- **Job**
Write out the material exactly, leaving every picture behind.

- **Supplied records**
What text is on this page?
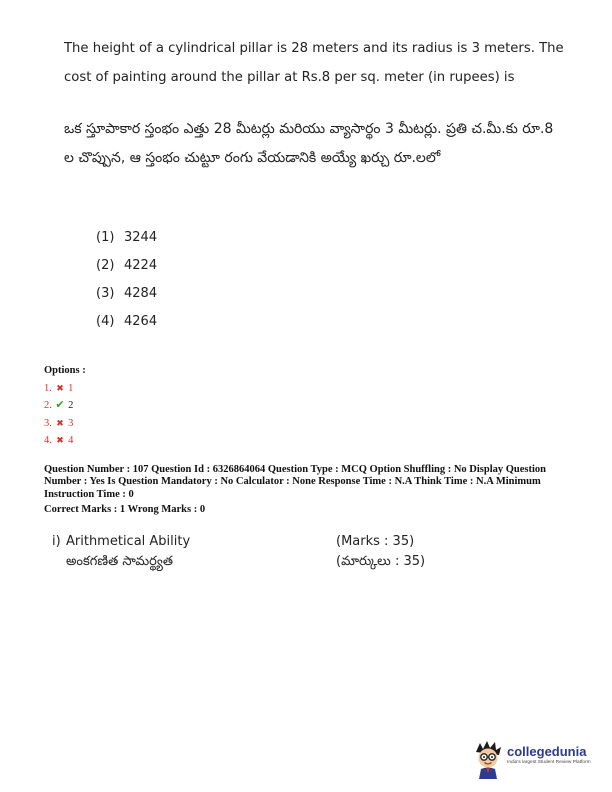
The height of a cylindrical pillar is 28 meters and its radius is 3 meters. The cost of painting around the pillar at Rs.8 per sq. meter (in rupees) is
ఒక స్తూపాకార స్తంభం ఎత్తు 28 మీటర్లు మరియు వ్యాసార్థం 3 మీటర్లు. ప్రతి చ.మీ.కు రూ.8 ల చొప్పున, ఆ స్తంభం చుట్టూ రంగు వేయడానికి అయ్యే ఖర్చు రూ.లలో
(1) 3244
(2) 4224
(3) 4284
(4) 4264
Options :
1. ✖ 1
2. ✔ 2
3. ✖ 3
4. ✖ 4
Question Number : 107 Question Id : 6326864064 Question Type : MCQ Option Shuffling : No Display Question Number : Yes Is Question Mandatory : No Calculator : None Response Time : N.A Think Time : N.A Minimum Instruction Time : 0
Correct Marks : 1 Wrong Marks : 0
i) Arithmetical Ability	(Marks : 35)
అంకగణిత సామర్థ్యత	(మార్కులు : 35)
collegedunia
India's largest Student Review Platform
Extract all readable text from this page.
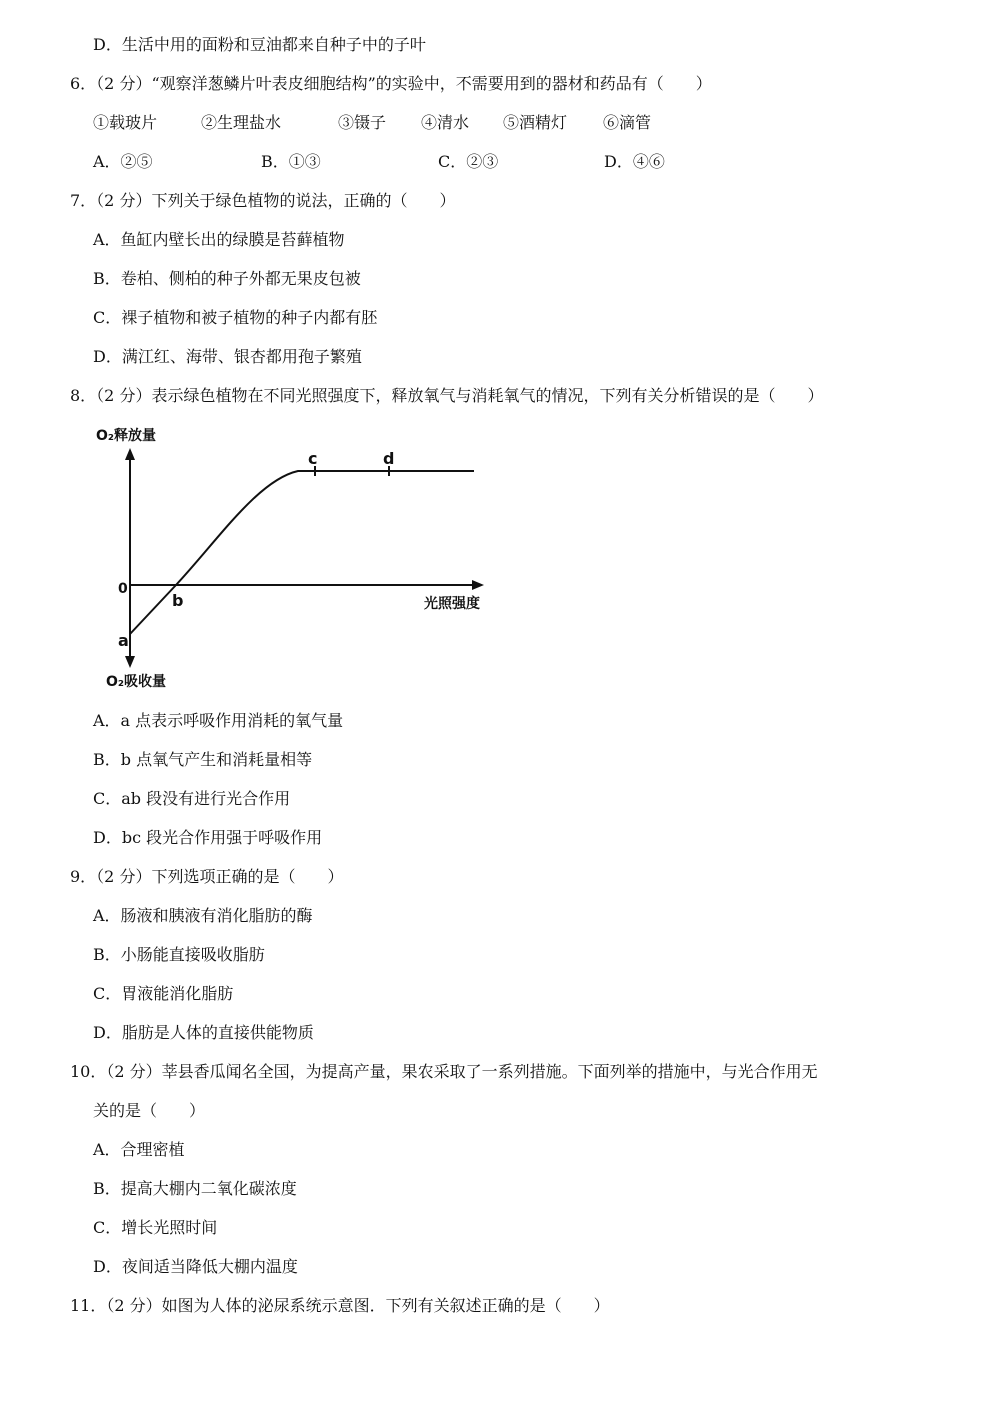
D．生活中用的面粉和豆油都来自种子中的子叶
6．（2 分）“观察洋葱鳞片叶表皮细胞结构”的实验中，不需要用到的器材和药品有（　　）
①载玻片	②生理盐水	③镊子 ④清水 ⑤酒精灯 ⑥滴管
A．②⑤	B．①③	C．②③	D．④⑥
7．（2 分）下列关于绿色植物的说法，正确的（　　）
A．鱼缸内壁长出的绿膜是苔藓植物
B．卷柏、侧柏的种子外都无果皮包被
C．裸子植物和被子植物的种子内都有胚
D．满江红、海带、银杏都用孢子繁殖
8．（2 分）表示绿色植物在不同光照强度下，释放氧气与消耗氧气的情况，下列有关分析错误的是（　　）
O₂释放量
O₂吸收量
光照强度
0
a
b
c	d
A．a 点表示呼吸作用消耗的氧气量
B．b 点氧气产生和消耗量相等
C．ab 段没有进行光合作用
D．bc 段光合作用强于呼吸作用
9．（2 分）下列选项正确的是（　　）
A．肠液和胰液有消化脂肪的酶
B．小肠能直接吸收脂肪
C．胃液能消化脂肪
D．脂肪是人体的直接供能物质
10．（2 分）莘县香瓜闻名全国，为提高产量，果农采取了一系列措施。下面列举的措施中，与光合作用无
关的是（　　）
A．合理密植
B．提高大棚内二氧化碳浓度
C．增长光照时间
D．夜间适当降低大棚内温度
11．（2 分）如图为人体的泌尿系统示意图．下列有关叙述正确的是（　　）
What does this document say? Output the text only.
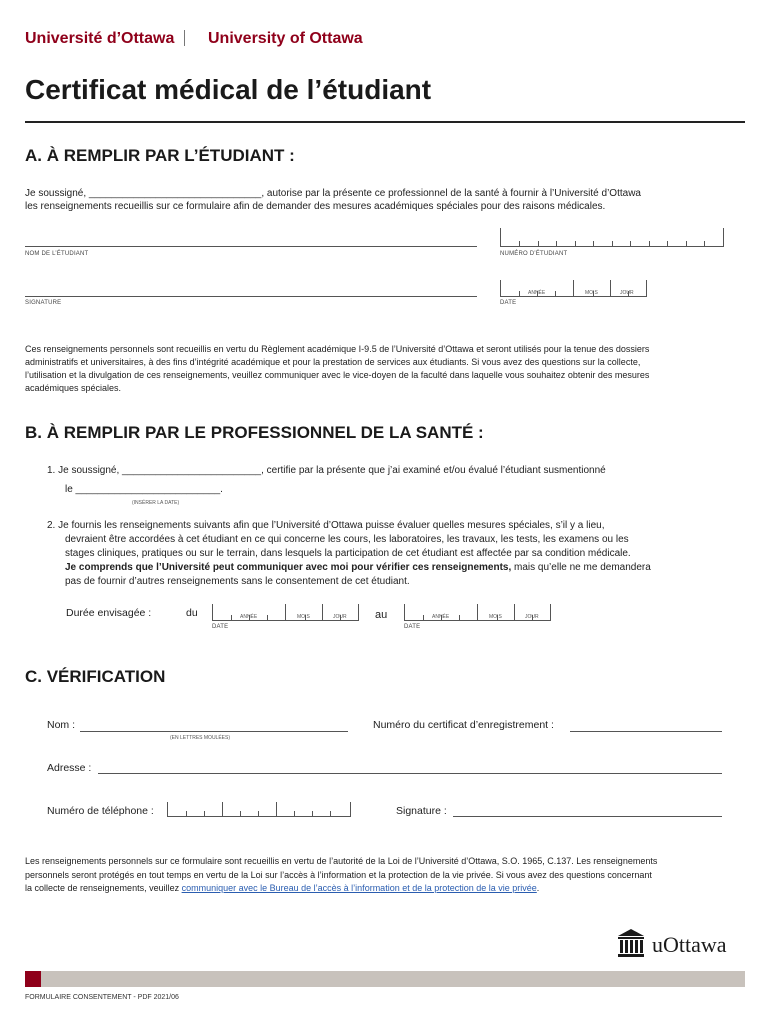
Université d’Ottawa University of Ottawa
Certificat médical de l’étudiant
A. À REMPLIR PAR L’ÉTUDIANT :
Je soussigné, _______________________________, autorise par la présente ce professionnel de la santé à fournir à l’Université d’Ottawa
les renseignements recueillis sur ce formulaire afin de demander des mesures académiques spéciales pour des raisons médicales.
NOM DE L’ÉTUDIANT	NUMÉRO D’ÉTUDIANT
SIGNATURE
ANNÉE	MOIS	JOUR
DATE
Ces renseignements personnels sont recueillis en vertu du Règlement académique I-9.5 de l’Université d’Ottawa et seront utilisés pour la tenue des dossiers
administratifs et universitaires, à des fins d’intégrité académique et pour la prestation de services aux étudiants. Si vous avez des questions sur la collecte,
l’utilisation et la divulgation de ces renseignements, veuillez communiquer avec le vice-doyen de la faculté dans laquelle vous souhaitez obtenir des mesures
académiques spéciales.
B. À REMPLIR PAR LE PROFESSIONNEL DE LA SANTÉ :
1. Je soussigné, _________________________, certifie par la présente que j’ai examiné et/ou évalué l’étudiant susmentionné
le __________________________.
(INSÉRER LA DATE)
2. Je fournis les renseignements suivants afin que l’Université d’Ottawa puisse évaluer quelles mesures spéciales, s’il y a lieu,
devraient être accordées à cet étudiant en ce qui concerne les cours, les laboratoires, les travaux, les tests, les examens ou les
stages cliniques, pratiques ou sur le terrain, dans lesquels la participation de cet étudiant est affectée par sa condition médicale.
Je comprends que l’Université peut communiquer avec moi pour vérifier ces renseignements, mais qu’elle ne me demandera
pas de fournir d’autres renseignements sans le consentement de cet étudiant.
Durée envisagée :	du	ANNÉE	MOIS	JOUR
DATE
au	ANNÉE	MOIS	JOUR
DATE
C. VÉRIFICATION
Nom :
(EN LETTRES MOULÉES)
Numéro du certificat d’enregistrement :
Adresse :
Numéro de téléphone :	Signature :
Les renseignements personnels sur ce formulaire sont recueillis en vertu de l’autorité de la Loi de l’Université d’Ottawa, S.O. 1965, C.137. Les renseignements
personnels seront protégés en tout temps en vertu de la Loi sur l’accès à l’information et la protection de la vie privée. Si vous avez des questions concernant
la collecte de renseignements, veuillez communiquer avec le Bureau de l’accès à l’information et de la protection de la vie privée.
uOttawa
FORMULAIRE CONSENTEMENT - PDF 2021/06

- **Output of the task**
What text is on this page?
The height of a cylindrical pillar is 28 meters and its radius is 3 meters. The cost of painting around the pillar at Rs.8 per sq. meter (in rupees) is
ఒక స్తూపాకార స్తంభం ఎత్తు 28 మీటర్లు మరియు వ్యాసార్థం 3 మీటర్లు. ప్రతి చ.మీ.కు రూ.8 ల చొప్పున, ఆ స్తంభం చుట్టూ రంగు వేయడానికి అయ్యే ఖర్చు రూ.లలో
(1) 3244
(2) 4224
(3) 4284
(4) 4264
Options :
1. ✖ 1
2. ✔ 2
3. ✖ 3
4. ✖ 4
Question Number : 107 Question Id : 6326864064 Question Type : MCQ Option Shuffling : No Display Question Number : Yes Is Question Mandatory : No Calculator : None Response Time : N.A Think Time : N.A Minimum Instruction Time : 0
Correct Marks : 1 Wrong Marks : 0
i) Arithmetical Ability	(Marks : 35)
అంకగణిత సామర్థ్యత	(మార్కులు : 35)
collegedunia
India's largest Student Review Platform
Extract all readable text from this page.
D．生活中用的面粉和豆油都来自种子中的子叶
6．（2 分）“观察洋葱鳞片叶表皮细胞结构”的实验中，不需要用到的器材和药品有（　　）
①载玻片	②生理盐水	③镊子 ④清水 ⑤酒精灯 ⑥滴管
A．②⑤	B．①③	C．②③	D．④⑥
7．（2 分）下列关于绿色植物的说法，正确的（　　）
A．鱼缸内壁长出的绿膜是苔藓植物
B．卷柏、侧柏的种子外都无果皮包被
C．裸子植物和被子植物的种子内都有胚
D．满江红、海带、银杏都用孢子繁殖
8．（2 分）表示绿色植物在不同光照强度下，释放氧气与消耗氧气的情况，下列有关分析错误的是（　　）
O₂释放量
O₂吸收量
光照强度
0
a
b
c	d
A．a 点表示呼吸作用消耗的氧气量
B．b 点氧气产生和消耗量相等
C．ab 段没有进行光合作用
D．bc 段光合作用强于呼吸作用
9．（2 分）下列选项正确的是（　　）
A．肠液和胰液有消化脂肪的酶
B．小肠能直接吸收脂肪
C．胃液能消化脂肪
D．脂肪是人体的直接供能物质
10．（2 分）莘县香瓜闻名全国，为提高产量，果农采取了一系列措施。下面列举的措施中，与光合作用无
关的是（　　）
A．合理密植
B．提高大棚内二氧化碳浓度
C．增长光照时间
D．夜间适当降低大棚内温度
11．（2 分）如图为人体的泌尿系统示意图．下列有关叙述正确的是（　　）
What does this document say? Output the text only.
Université d’Ottawa University of Ottawa
Certificat médical de l’étudiant
A. À REMPLIR PAR L’ÉTUDIANT :
Je soussigné, _______________________________, autorise par la présente ce professionnel de la santé à fournir à l’Université d’Ottawa
les renseignements recueillis sur ce formulaire afin de demander des mesures académiques spéciales pour des raisons médicales.
NOM DE L’ÉTUDIANT	NUMÉRO D’ÉTUDIANT
SIGNATURE
ANNÉE	MOIS	JOUR
DATE
Ces renseignements personnels sont recueillis en vertu du Règlement académique I-9.5 de l’Université d’Ottawa et seront utilisés pour la tenue des dossiers
administratifs et universitaires, à des fins d’intégrité académique et pour la prestation de services aux étudiants. Si vous avez des questions sur la collecte,
l’utilisation et la divulgation de ces renseignements, veuillez communiquer avec le vice-doyen de la faculté dans laquelle vous souhaitez obtenir des mesures
académiques spéciales.
B. À REMPLIR PAR LE PROFESSIONNEL DE LA SANTÉ :
1. Je soussigné, _________________________, certifie par la présente que j’ai examiné et/ou évalué l’étudiant susmentionné
le __________________________.
(INSÉRER LA DATE)
2. Je fournis les renseignements suivants afin que l’Université d’Ottawa puisse évaluer quelles mesures spéciales, s’il y a lieu,
devraient être accordées à cet étudiant en ce qui concerne les cours, les laboratoires, les travaux, les tests, les examens ou les
stages cliniques, pratiques ou sur le terrain, dans lesquels la participation de cet étudiant est affectée par sa condition médicale.
Je comprends que l’Université peut communiquer avec moi pour vérifier ces renseignements, mais qu’elle ne me demandera
pas de fournir d’autres renseignements sans le consentement de cet étudiant.
Durée envisagée :	du	ANNÉE	MOIS	JOUR
DATE
au	ANNÉE	MOIS	JOUR
DATE
C. VÉRIFICATION
Nom :
(EN LETTRES MOULÉES)
Numéro du certificat d’enregistrement :
Adresse :
Numéro de téléphone :	Signature :
Les renseignements personnels sur ce formulaire sont recueillis en vertu de l’autorité de la Loi de l’Université d’Ottawa, S.O. 1965, C.137. Les renseignements
personnels seront protégés en tout temps en vertu de la Loi sur l’accès à l’information et la protection de la vie privée. Si vous avez des questions concernant
la collecte de renseignements, veuillez communiquer avec le Bureau de l’accès à l’information et de la protection de la vie privée.
uOttawa
FORMULAIRE CONSENTEMENT - PDF 2021/06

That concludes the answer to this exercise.